*Goal of the exercise:*
Rewrite the data below, replacing every "grid-cell" with "tile" and leaving everything else unchanged.

*Extracted information:*

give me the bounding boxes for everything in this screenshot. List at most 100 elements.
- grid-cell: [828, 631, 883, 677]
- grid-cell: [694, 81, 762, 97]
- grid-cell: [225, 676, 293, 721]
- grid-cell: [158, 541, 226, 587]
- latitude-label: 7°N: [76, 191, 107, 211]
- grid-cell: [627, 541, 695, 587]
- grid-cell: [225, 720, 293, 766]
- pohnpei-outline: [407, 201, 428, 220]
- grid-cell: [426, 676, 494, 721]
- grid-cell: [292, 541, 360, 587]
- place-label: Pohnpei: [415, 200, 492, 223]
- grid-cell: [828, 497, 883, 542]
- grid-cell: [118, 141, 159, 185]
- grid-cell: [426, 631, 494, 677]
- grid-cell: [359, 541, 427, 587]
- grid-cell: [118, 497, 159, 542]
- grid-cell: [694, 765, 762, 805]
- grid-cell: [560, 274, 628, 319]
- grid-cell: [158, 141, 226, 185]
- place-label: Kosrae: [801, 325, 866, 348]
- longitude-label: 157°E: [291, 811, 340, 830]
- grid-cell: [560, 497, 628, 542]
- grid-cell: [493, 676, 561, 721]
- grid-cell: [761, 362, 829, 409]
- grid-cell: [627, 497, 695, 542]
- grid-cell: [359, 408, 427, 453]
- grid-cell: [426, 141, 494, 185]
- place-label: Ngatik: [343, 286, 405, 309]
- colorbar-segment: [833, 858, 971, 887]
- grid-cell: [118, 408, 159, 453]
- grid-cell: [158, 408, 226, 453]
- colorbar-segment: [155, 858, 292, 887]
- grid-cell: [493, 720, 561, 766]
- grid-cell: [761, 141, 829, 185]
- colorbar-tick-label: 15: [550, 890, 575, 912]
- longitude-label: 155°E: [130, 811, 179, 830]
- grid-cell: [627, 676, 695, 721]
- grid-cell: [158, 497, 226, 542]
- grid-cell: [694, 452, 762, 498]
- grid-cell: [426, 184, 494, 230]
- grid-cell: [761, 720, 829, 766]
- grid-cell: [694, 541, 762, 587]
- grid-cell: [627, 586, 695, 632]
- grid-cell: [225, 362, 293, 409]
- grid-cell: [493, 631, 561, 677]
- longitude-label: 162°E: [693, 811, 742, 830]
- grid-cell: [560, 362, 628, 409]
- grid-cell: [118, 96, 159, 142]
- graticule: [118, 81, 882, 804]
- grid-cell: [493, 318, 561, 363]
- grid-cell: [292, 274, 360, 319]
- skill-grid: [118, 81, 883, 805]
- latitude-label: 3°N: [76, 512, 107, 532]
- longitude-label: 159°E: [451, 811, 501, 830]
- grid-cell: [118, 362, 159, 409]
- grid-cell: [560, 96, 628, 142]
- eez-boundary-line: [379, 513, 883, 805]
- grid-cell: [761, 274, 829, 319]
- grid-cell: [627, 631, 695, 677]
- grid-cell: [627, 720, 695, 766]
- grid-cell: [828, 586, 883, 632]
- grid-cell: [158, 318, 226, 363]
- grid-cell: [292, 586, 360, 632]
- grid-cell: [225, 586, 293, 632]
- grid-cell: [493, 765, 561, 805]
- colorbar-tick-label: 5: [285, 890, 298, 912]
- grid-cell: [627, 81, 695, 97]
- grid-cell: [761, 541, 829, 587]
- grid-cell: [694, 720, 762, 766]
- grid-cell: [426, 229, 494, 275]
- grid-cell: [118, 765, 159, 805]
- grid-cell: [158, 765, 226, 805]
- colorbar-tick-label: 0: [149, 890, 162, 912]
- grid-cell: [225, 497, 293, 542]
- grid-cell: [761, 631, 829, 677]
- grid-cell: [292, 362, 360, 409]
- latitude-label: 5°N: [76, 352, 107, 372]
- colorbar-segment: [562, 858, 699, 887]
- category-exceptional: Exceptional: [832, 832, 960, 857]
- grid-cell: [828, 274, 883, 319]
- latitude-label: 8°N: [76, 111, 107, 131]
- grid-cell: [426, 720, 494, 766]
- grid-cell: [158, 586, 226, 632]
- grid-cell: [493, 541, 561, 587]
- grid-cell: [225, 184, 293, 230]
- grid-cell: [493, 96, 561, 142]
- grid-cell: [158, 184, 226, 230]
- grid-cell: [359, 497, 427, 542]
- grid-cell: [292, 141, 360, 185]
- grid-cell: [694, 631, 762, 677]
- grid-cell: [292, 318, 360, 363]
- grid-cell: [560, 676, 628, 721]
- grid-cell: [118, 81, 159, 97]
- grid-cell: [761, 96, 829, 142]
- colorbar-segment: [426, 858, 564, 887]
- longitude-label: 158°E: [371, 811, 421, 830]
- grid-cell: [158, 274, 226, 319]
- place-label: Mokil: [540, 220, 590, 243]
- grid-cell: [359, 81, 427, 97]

*Output for this exercise:*
give me the bounding boxes for everything in this screenshot. List at most 100 elements.
- tile: [828, 631, 883, 677]
- tile: [694, 81, 762, 97]
- tile: [225, 676, 293, 721]
- tile: [158, 541, 226, 587]
- latitude-label: 7°N: [76, 191, 107, 211]
- tile: [627, 541, 695, 587]
- tile: [225, 720, 293, 766]
- pohnpei-outline: [407, 201, 428, 220]
- tile: [426, 676, 494, 721]
- tile: [292, 541, 360, 587]
- place-label: Pohnpei: [415, 200, 492, 223]
- tile: [828, 497, 883, 542]
- tile: [118, 141, 159, 185]
- tile: [426, 631, 494, 677]
- tile: [359, 541, 427, 587]
- tile: [118, 497, 159, 542]
- tile: [694, 765, 762, 805]
- tile: [560, 274, 628, 319]
- tile: [158, 141, 226, 185]
- place-label: Kosrae: [801, 325, 866, 348]
- longitude-label: 157°E: [291, 811, 340, 830]
- tile: [560, 497, 628, 542]
- tile: [493, 676, 561, 721]
- tile: [761, 362, 829, 409]
- tile: [627, 497, 695, 542]
- tile: [359, 408, 427, 453]
- tile: [426, 141, 494, 185]
- place-label: Ngatik: [343, 286, 405, 309]
- colorbar-segment: [833, 858, 971, 887]
- tile: [118, 408, 159, 453]
- tile: [158, 408, 226, 453]
- colorbar-segment: [155, 858, 292, 887]
- tile: [493, 720, 561, 766]
- tile: [761, 141, 829, 185]
- colorbar-tick-label: 15: [550, 890, 575, 912]
- longitude-label: 155°E: [130, 811, 179, 830]
- tile: [627, 676, 695, 721]
- tile: [158, 497, 226, 542]
- tile: [694, 452, 762, 498]
- tile: [426, 184, 494, 230]
- tile: [761, 720, 829, 766]
- tile: [694, 541, 762, 587]
- tile: [627, 586, 695, 632]
- tile: [225, 362, 293, 409]
- tile: [493, 631, 561, 677]
- longitude-label: 162°E: [693, 811, 742, 830]
- tile: [560, 362, 628, 409]
- tile: [118, 96, 159, 142]
- graticule: [118, 81, 882, 804]
- tile: [493, 318, 561, 363]
- tile: [292, 274, 360, 319]
- skill-grid: [118, 81, 883, 805]
- latitude-label: 3°N: [76, 512, 107, 532]
- longitude-label: 159°E: [451, 811, 501, 830]
- tile: [118, 362, 159, 409]
- tile: [560, 96, 628, 142]
- eez-boundary-line: [379, 513, 883, 805]
- tile: [761, 274, 829, 319]
- tile: [627, 631, 695, 677]
- tile: [627, 720, 695, 766]
- tile: [828, 586, 883, 632]
- tile: [158, 318, 226, 363]
- tile: [292, 586, 360, 632]
- tile: [225, 586, 293, 632]
- tile: [493, 765, 561, 805]
- colorbar-tick-label: 5: [285, 890, 298, 912]
- tile: [627, 81, 695, 97]
- tile: [761, 541, 829, 587]
- tile: [694, 720, 762, 766]
- tile: [426, 229, 494, 275]
- tile: [118, 765, 159, 805]
- tile: [158, 765, 226, 805]
- colorbar-tick-label: 0: [149, 890, 162, 912]
- tile: [225, 497, 293, 542]
- tile: [761, 631, 829, 677]
- tile: [292, 362, 360, 409]
- latitude-label: 5°N: [76, 352, 107, 372]
- colorbar-segment: [562, 858, 699, 887]
- category-exceptional: Exceptional: [832, 832, 960, 857]
- tile: [828, 274, 883, 319]
- latitude-label: 8°N: [76, 111, 107, 131]
- tile: [426, 720, 494, 766]
- tile: [158, 586, 226, 632]
- tile: [493, 541, 561, 587]
- tile: [225, 184, 293, 230]
- tile: [493, 96, 561, 142]
- tile: [158, 184, 226, 230]
- tile: [359, 497, 427, 542]
- tile: [292, 141, 360, 185]
- tile: [694, 631, 762, 677]
- tile: [292, 318, 360, 363]
- tile: [560, 676, 628, 721]
- tile: [118, 81, 159, 97]
- tile: [761, 96, 829, 142]
- colorbar-segment: [426, 858, 564, 887]
- longitude-label: 158°E: [371, 811, 421, 830]
- tile: [158, 274, 226, 319]
- place-label: Mokil: [540, 220, 590, 243]
- tile: [359, 81, 427, 97]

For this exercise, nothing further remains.